◆ LISTING:
++++++++
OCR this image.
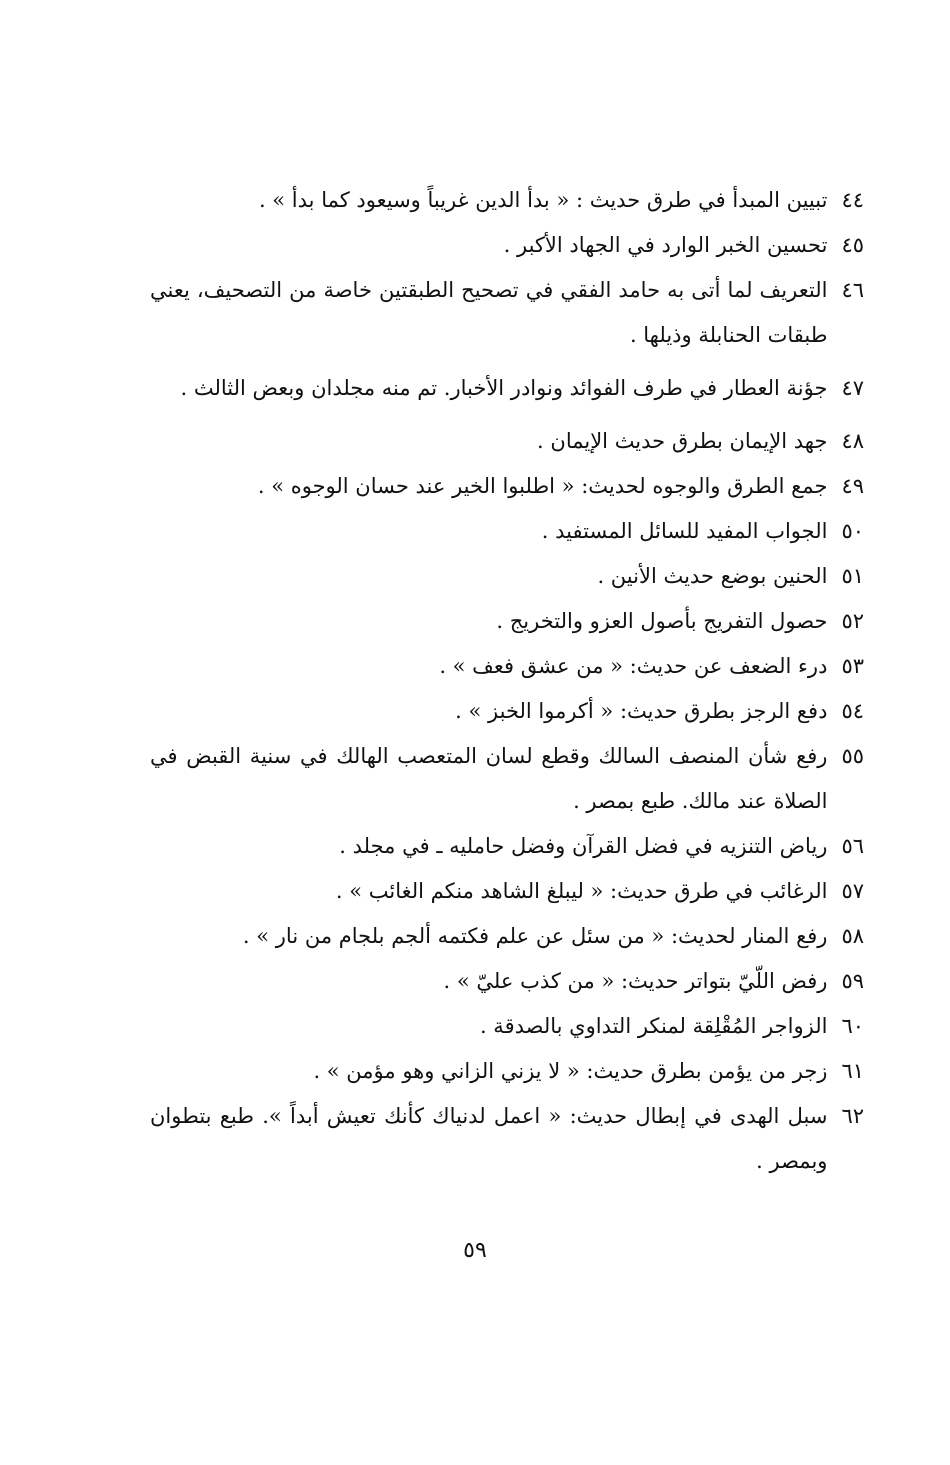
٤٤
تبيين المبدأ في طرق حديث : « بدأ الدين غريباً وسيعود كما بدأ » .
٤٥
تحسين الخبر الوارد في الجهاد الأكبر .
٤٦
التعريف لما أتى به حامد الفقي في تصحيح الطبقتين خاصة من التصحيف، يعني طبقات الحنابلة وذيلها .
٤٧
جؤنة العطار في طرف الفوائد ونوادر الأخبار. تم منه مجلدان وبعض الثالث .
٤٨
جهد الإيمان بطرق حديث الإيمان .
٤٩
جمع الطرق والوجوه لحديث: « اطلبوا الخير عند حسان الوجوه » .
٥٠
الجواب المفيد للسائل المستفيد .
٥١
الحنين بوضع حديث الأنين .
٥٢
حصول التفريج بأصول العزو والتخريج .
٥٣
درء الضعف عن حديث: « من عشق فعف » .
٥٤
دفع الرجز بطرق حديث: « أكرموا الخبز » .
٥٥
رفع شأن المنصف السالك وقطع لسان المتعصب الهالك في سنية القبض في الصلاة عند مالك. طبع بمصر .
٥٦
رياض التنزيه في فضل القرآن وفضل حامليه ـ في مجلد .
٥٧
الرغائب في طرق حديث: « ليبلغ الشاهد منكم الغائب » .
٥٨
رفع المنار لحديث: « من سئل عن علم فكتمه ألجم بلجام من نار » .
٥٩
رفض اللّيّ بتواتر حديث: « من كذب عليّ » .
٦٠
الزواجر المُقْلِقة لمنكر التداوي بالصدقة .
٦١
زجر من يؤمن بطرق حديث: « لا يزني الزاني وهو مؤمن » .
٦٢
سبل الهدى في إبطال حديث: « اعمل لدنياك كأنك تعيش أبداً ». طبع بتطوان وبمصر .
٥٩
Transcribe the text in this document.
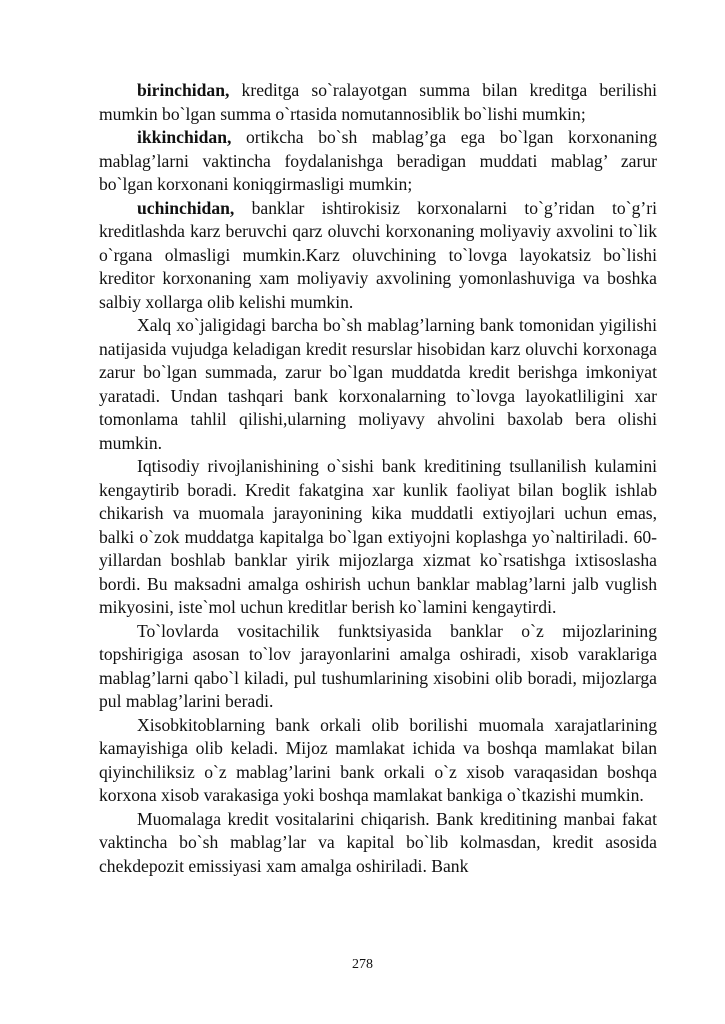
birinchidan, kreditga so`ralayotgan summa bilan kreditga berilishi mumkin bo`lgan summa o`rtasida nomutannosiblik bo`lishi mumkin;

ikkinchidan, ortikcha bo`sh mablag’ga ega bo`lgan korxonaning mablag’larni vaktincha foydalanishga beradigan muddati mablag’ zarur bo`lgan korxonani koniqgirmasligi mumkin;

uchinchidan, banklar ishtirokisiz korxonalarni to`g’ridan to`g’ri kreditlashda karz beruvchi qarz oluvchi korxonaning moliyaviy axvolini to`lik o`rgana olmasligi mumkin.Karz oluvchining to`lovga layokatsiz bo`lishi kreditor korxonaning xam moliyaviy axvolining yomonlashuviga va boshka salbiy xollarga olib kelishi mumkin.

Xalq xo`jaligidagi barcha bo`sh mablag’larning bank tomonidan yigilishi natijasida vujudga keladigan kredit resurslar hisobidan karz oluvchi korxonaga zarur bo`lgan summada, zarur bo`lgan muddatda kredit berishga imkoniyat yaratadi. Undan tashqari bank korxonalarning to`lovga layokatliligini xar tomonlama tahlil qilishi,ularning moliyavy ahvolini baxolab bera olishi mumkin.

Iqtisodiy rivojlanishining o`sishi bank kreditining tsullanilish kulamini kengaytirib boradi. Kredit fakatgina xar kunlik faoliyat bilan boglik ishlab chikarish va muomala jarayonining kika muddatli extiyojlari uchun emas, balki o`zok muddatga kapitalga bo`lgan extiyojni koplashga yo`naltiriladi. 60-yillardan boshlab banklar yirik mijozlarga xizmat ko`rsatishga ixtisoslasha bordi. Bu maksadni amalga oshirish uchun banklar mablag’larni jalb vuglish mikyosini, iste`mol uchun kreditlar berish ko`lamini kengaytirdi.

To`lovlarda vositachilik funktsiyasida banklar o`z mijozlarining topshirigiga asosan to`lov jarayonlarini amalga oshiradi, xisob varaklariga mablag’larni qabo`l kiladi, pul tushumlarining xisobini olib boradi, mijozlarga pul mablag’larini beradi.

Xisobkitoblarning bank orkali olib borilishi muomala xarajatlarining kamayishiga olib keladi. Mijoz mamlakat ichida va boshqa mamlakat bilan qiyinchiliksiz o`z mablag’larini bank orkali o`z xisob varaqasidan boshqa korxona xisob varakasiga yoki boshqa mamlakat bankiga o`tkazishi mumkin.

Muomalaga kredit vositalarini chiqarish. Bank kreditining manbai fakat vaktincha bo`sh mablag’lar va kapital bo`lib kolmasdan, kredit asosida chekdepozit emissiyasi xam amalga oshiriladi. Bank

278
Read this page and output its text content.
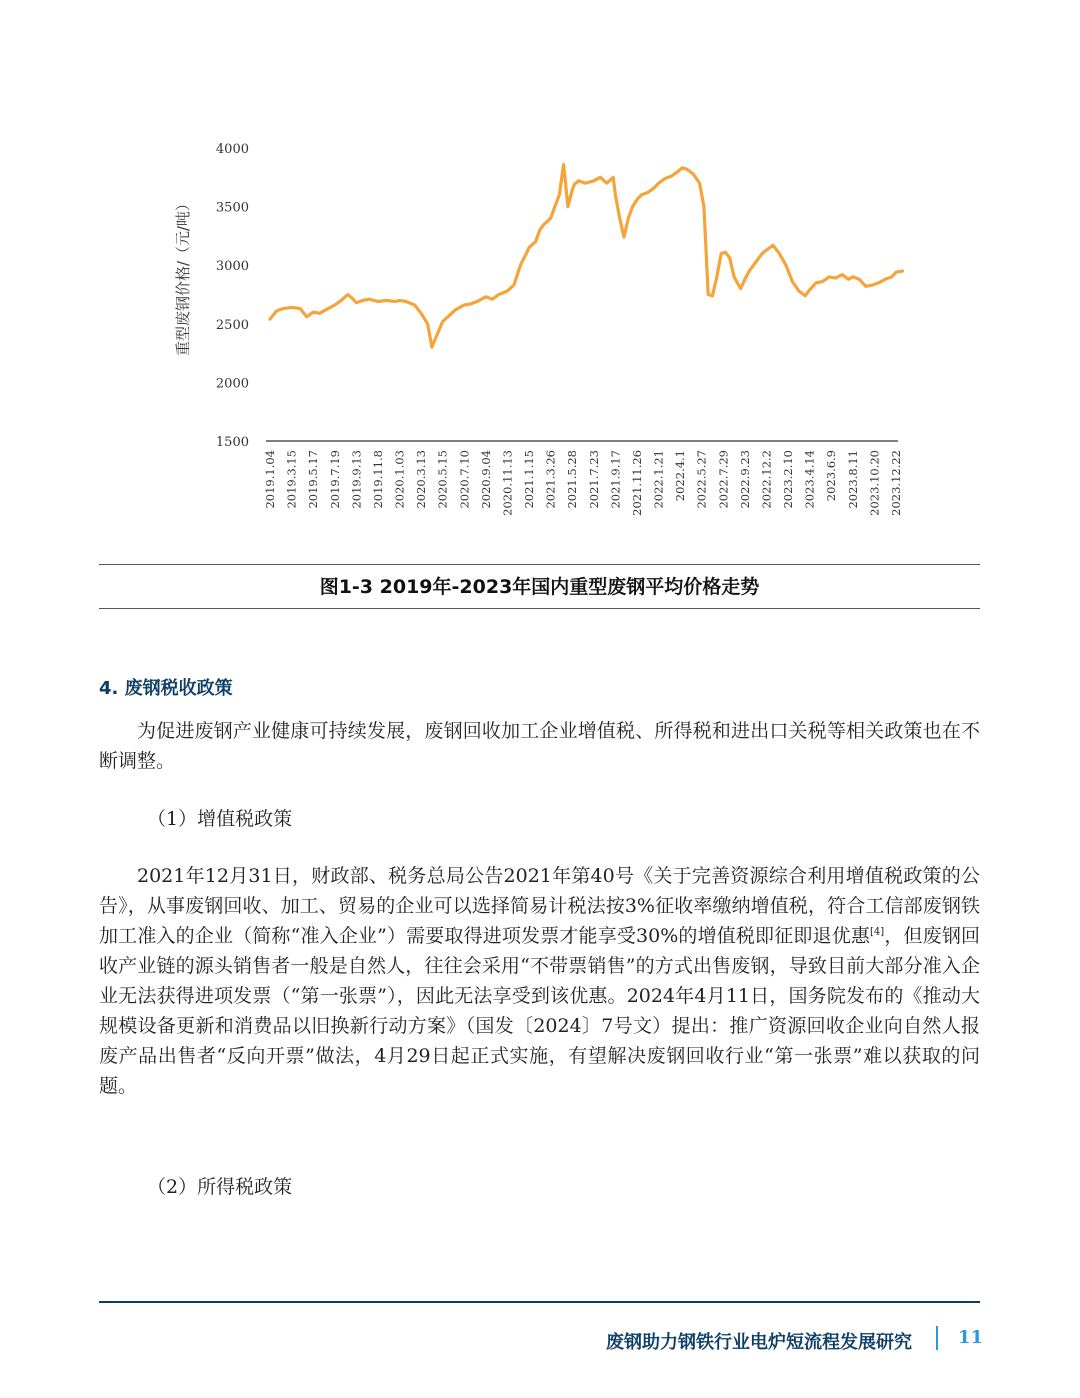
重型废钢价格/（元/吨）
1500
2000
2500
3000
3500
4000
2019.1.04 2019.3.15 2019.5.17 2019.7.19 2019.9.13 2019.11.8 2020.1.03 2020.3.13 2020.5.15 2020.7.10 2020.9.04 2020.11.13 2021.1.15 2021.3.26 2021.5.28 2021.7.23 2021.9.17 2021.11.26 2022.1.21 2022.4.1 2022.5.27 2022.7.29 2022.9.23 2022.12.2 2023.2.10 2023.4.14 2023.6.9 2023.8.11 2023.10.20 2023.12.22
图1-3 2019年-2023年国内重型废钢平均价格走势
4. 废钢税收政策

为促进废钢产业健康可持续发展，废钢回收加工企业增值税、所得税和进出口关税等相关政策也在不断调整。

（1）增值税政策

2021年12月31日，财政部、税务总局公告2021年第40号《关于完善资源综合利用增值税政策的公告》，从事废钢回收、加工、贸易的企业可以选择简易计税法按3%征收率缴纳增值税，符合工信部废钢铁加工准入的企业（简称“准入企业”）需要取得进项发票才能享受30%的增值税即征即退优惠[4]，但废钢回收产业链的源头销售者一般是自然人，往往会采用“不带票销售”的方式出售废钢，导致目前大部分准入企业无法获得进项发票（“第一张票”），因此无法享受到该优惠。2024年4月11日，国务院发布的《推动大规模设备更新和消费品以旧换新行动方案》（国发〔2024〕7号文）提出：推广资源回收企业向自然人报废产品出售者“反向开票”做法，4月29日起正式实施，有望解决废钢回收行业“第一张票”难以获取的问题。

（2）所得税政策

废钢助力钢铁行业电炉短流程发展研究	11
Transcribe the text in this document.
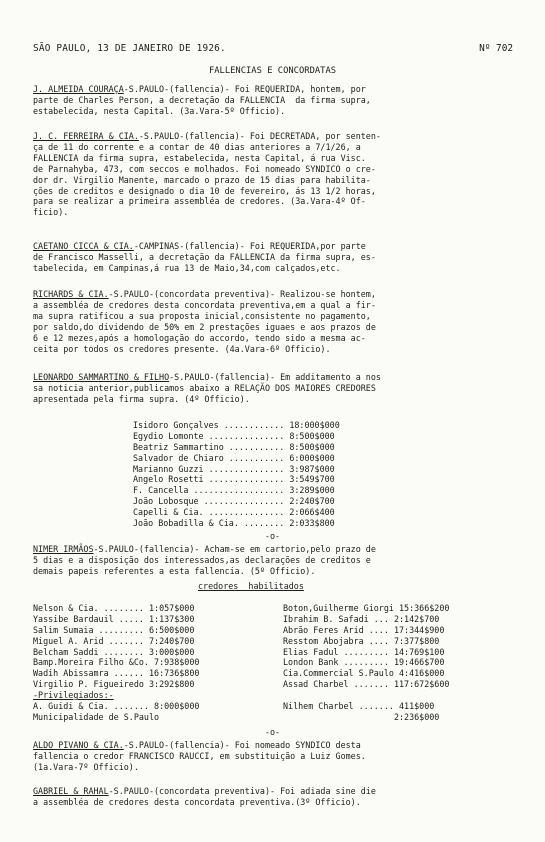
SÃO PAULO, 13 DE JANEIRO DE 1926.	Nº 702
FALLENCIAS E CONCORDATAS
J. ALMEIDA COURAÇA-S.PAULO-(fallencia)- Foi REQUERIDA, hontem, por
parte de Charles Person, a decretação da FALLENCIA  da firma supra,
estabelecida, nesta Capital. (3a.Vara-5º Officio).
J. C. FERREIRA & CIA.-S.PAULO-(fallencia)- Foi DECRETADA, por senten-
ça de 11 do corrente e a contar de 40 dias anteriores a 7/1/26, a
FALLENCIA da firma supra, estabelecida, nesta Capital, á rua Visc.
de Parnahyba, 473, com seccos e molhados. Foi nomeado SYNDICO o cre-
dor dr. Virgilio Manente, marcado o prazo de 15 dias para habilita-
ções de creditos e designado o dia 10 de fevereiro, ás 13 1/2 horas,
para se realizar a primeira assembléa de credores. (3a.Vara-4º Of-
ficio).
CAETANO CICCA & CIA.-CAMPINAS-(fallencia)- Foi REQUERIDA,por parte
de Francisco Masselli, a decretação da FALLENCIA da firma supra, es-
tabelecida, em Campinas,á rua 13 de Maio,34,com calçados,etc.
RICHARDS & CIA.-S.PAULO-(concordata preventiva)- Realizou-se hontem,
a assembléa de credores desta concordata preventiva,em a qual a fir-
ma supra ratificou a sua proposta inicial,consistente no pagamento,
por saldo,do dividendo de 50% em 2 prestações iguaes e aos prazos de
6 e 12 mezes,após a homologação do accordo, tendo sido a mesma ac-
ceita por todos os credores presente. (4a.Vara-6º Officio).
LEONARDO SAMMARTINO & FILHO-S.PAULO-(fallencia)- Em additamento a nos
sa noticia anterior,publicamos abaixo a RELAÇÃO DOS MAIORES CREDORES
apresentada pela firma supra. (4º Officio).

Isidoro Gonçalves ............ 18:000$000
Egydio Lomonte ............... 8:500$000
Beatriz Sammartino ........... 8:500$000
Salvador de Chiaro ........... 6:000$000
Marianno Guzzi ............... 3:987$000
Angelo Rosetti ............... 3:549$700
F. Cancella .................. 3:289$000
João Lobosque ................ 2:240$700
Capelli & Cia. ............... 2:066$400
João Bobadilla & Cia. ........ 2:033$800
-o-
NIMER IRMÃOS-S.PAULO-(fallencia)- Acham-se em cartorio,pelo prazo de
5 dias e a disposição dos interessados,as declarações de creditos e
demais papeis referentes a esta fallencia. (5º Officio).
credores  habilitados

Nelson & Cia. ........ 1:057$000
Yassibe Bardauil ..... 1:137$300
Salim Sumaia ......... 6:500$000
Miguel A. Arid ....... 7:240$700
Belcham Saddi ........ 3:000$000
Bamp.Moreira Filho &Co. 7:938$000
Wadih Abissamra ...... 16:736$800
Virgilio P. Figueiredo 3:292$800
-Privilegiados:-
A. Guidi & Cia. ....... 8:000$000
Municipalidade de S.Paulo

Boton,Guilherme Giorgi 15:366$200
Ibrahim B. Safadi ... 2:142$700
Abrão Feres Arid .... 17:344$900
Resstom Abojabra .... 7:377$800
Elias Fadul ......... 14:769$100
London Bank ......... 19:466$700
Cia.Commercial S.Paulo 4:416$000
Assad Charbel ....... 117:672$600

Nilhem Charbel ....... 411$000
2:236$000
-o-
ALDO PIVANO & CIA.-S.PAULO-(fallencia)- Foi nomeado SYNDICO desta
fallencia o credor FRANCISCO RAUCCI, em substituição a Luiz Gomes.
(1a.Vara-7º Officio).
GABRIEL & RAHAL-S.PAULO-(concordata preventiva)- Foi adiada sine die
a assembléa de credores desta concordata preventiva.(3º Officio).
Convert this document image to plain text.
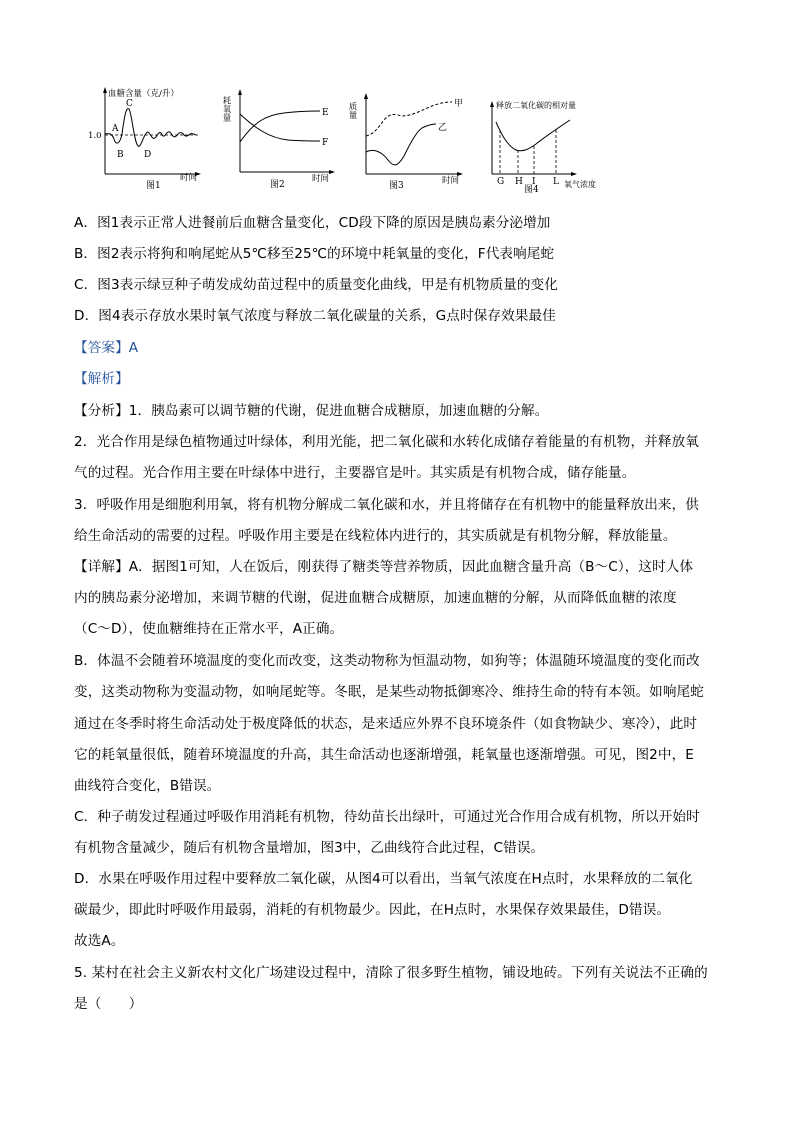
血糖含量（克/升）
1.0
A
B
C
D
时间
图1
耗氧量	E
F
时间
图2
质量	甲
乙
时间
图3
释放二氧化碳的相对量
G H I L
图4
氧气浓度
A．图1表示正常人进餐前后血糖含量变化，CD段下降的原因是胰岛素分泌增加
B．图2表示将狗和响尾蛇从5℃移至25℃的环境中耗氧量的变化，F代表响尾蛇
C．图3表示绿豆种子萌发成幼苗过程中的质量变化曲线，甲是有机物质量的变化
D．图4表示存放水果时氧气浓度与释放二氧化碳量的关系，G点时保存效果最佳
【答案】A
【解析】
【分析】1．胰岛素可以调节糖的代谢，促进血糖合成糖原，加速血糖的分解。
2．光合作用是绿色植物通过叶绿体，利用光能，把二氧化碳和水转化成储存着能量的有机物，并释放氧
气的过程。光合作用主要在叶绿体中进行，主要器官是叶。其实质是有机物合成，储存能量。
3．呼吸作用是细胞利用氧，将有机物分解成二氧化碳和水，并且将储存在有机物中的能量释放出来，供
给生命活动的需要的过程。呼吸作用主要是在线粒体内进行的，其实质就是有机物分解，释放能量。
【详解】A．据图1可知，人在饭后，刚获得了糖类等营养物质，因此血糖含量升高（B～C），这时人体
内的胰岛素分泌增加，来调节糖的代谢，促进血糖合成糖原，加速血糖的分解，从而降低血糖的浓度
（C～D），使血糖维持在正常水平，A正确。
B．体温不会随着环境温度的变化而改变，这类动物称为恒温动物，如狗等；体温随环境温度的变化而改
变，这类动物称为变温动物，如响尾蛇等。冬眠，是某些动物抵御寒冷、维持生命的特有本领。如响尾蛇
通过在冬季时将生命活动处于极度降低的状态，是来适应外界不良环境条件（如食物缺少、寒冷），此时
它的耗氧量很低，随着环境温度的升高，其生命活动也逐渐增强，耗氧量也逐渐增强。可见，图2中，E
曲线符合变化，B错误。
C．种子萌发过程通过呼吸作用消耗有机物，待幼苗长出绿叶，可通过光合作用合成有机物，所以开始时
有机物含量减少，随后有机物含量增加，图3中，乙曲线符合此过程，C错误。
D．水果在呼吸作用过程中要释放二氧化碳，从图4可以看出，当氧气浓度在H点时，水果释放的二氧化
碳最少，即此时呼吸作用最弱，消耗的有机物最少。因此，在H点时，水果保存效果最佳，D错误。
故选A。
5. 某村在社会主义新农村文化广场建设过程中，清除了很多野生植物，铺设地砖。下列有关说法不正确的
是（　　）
++++++++
Give every line of the material that includes the string "firma".

◆ THE RESULT:
parte de Charles Person, a decretação da FALLENCIA  da firma supra,
FALLENCIA da firma supra, estabelecida, nesta Capital, á rua Visc.
de Francisco Masselli, a decretação da FALLENCIA da firma supra, es-
apresentada pela firma supra. (4º Officio).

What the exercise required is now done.